**OBJECTIVE**.
Wherever the string "title" appears in a line, extract that line.
========
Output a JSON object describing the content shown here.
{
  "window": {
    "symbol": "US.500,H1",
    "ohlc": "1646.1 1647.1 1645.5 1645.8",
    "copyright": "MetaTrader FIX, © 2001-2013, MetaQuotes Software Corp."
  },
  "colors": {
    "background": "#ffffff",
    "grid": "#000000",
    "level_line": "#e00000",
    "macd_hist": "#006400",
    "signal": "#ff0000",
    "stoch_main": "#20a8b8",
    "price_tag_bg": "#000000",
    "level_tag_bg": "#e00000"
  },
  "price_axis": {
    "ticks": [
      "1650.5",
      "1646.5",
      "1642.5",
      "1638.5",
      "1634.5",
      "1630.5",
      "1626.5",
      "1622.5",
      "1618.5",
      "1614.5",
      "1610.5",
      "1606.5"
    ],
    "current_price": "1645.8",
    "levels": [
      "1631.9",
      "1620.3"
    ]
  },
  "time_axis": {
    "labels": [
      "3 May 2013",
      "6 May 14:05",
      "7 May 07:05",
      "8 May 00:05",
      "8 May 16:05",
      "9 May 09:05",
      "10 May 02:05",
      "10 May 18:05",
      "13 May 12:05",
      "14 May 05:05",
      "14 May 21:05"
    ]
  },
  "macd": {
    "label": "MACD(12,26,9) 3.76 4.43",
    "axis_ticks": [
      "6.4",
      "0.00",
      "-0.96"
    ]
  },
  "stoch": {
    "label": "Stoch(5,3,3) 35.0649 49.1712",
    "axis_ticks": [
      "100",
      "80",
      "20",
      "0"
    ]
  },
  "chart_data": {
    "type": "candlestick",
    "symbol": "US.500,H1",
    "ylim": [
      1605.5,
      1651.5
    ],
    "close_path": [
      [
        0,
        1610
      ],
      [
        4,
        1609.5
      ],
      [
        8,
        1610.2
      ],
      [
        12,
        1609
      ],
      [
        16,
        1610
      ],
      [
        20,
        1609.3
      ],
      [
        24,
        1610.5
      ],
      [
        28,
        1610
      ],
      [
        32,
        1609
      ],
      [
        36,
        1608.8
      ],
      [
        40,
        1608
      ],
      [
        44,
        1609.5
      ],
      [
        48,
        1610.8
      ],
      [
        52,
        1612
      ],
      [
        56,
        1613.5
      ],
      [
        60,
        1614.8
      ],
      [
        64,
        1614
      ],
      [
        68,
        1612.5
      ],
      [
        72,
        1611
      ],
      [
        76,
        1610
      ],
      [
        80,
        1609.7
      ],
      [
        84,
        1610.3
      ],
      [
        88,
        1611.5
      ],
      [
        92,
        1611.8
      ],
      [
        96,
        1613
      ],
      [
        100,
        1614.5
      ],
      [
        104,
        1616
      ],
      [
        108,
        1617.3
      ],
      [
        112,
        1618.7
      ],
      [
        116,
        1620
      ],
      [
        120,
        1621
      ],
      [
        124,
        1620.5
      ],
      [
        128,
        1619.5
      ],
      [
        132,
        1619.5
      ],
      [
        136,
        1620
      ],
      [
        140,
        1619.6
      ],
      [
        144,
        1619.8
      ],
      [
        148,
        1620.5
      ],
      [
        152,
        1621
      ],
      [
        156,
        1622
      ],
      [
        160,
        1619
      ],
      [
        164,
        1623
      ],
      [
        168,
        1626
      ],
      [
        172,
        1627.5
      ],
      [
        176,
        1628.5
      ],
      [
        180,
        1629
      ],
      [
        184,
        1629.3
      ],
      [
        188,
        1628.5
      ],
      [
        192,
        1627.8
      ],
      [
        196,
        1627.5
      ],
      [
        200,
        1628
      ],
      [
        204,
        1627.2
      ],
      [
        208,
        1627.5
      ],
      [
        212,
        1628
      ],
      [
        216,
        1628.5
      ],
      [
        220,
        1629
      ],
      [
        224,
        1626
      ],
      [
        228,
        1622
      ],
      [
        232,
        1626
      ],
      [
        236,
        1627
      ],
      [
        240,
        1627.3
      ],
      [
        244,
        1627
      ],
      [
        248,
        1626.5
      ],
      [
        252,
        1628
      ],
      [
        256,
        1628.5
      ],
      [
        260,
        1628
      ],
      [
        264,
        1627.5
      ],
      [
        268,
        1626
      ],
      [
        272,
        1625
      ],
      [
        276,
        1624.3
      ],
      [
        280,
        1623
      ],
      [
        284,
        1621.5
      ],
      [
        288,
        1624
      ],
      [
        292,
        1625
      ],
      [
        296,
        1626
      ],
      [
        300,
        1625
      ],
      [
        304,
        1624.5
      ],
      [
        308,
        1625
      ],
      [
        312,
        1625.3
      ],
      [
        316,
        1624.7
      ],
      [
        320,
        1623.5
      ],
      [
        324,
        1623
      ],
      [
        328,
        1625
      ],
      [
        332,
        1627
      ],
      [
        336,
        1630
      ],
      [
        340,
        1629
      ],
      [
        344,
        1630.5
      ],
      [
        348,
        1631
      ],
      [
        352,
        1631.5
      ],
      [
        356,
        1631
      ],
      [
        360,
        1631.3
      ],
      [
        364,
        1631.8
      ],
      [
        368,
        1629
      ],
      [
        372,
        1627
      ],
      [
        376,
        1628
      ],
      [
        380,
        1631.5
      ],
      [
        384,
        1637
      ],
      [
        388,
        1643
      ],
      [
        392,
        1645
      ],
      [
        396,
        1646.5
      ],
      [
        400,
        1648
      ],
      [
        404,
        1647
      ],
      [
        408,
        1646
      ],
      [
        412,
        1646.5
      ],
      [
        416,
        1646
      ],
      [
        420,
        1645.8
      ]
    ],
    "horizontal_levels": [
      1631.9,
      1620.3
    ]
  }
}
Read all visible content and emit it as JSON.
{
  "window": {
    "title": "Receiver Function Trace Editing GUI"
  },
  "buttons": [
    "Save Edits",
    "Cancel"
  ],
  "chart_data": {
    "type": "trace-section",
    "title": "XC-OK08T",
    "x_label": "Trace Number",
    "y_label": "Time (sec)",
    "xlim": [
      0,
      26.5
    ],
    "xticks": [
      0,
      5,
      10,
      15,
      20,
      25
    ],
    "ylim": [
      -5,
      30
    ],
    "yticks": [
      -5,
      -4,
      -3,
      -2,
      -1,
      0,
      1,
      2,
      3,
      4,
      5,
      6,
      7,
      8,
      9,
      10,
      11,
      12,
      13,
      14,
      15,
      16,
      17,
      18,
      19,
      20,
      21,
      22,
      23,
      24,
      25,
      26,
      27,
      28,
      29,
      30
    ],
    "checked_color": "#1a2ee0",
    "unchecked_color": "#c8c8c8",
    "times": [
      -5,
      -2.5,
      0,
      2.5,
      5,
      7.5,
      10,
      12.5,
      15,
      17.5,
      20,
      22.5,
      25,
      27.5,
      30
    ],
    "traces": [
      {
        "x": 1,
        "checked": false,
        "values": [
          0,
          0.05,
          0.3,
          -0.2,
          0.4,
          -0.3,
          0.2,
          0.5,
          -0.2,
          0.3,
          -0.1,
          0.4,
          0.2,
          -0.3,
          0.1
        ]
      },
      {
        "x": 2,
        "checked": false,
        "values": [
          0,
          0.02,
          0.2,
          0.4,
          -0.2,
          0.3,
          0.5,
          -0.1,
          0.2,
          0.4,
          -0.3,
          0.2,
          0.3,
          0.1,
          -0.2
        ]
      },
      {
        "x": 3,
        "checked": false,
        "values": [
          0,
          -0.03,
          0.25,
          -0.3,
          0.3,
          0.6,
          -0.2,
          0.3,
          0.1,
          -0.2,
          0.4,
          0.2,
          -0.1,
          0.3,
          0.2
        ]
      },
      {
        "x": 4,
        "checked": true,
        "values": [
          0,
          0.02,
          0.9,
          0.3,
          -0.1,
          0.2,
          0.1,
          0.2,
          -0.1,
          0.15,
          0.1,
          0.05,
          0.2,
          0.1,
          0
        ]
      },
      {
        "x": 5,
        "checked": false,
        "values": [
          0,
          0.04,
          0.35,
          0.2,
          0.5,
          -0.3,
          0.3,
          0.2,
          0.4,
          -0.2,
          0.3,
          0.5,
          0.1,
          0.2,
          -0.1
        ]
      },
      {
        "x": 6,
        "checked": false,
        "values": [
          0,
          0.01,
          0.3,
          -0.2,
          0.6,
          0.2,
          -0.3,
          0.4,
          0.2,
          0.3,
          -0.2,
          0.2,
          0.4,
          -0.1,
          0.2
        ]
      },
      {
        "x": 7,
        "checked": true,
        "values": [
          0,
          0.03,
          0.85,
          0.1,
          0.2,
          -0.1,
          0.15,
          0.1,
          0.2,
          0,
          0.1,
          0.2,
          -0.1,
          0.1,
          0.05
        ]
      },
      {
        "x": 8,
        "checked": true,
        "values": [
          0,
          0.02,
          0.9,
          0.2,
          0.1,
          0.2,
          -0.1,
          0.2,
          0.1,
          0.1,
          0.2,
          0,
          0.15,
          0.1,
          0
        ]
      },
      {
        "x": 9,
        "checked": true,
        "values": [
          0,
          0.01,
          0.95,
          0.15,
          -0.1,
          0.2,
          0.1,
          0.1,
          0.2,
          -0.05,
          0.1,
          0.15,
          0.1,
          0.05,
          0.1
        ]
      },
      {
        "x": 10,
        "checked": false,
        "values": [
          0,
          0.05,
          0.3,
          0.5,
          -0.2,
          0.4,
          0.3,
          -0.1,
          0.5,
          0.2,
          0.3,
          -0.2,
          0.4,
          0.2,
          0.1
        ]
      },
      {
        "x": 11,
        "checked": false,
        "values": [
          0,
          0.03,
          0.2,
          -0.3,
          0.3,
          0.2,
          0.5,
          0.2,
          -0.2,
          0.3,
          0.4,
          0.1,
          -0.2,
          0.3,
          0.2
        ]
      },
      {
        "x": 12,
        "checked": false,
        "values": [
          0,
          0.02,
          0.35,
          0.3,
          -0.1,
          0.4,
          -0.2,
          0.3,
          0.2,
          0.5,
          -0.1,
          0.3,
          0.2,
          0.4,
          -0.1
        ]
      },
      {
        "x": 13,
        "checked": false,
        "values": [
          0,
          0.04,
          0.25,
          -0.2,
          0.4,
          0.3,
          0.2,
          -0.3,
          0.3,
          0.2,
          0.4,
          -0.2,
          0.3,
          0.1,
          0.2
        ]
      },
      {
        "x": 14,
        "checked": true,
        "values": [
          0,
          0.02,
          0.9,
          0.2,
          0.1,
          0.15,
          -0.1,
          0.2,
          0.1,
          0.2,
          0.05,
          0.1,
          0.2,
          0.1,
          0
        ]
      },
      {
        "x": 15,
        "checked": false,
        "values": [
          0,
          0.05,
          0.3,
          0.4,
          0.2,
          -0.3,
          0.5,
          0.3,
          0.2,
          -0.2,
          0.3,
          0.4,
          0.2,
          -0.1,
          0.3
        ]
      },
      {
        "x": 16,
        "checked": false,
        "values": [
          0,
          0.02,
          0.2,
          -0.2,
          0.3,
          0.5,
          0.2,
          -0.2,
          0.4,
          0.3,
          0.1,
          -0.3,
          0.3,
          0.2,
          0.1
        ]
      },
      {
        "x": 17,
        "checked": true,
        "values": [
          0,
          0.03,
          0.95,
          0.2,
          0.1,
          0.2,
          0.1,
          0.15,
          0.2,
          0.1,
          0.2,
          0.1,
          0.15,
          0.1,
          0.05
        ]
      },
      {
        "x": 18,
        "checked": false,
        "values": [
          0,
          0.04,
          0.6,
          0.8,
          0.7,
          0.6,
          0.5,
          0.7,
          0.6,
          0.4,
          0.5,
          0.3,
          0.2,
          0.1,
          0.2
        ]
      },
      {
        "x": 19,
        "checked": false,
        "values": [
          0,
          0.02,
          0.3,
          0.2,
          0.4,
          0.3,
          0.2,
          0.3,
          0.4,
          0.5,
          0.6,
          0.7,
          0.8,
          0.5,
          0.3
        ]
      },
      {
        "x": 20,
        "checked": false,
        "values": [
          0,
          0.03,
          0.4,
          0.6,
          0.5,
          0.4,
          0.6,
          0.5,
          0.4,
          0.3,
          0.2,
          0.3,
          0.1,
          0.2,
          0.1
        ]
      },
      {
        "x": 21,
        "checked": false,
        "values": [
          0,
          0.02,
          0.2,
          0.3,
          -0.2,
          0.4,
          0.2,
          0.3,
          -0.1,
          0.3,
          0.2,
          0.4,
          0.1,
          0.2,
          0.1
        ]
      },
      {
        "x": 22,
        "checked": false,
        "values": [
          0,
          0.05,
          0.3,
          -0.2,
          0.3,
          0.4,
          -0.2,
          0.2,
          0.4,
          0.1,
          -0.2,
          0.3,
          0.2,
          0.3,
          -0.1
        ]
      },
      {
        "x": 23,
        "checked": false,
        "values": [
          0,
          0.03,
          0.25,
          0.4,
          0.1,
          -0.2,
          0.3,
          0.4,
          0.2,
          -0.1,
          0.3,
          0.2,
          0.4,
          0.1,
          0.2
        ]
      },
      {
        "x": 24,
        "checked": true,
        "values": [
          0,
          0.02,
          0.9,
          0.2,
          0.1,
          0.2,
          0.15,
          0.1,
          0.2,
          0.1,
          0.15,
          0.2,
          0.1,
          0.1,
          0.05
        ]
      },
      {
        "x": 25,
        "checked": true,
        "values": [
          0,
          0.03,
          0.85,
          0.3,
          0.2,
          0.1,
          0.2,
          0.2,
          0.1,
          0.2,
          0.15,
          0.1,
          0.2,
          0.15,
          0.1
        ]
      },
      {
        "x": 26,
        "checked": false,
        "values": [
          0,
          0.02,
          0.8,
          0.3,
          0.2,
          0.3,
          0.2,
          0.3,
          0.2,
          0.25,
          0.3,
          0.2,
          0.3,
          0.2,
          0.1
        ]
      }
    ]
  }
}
========
**OUTPUT BELOW**.
    "title": "Receiver Function Trace Editing GUI"
    "title": "XC-OK08T",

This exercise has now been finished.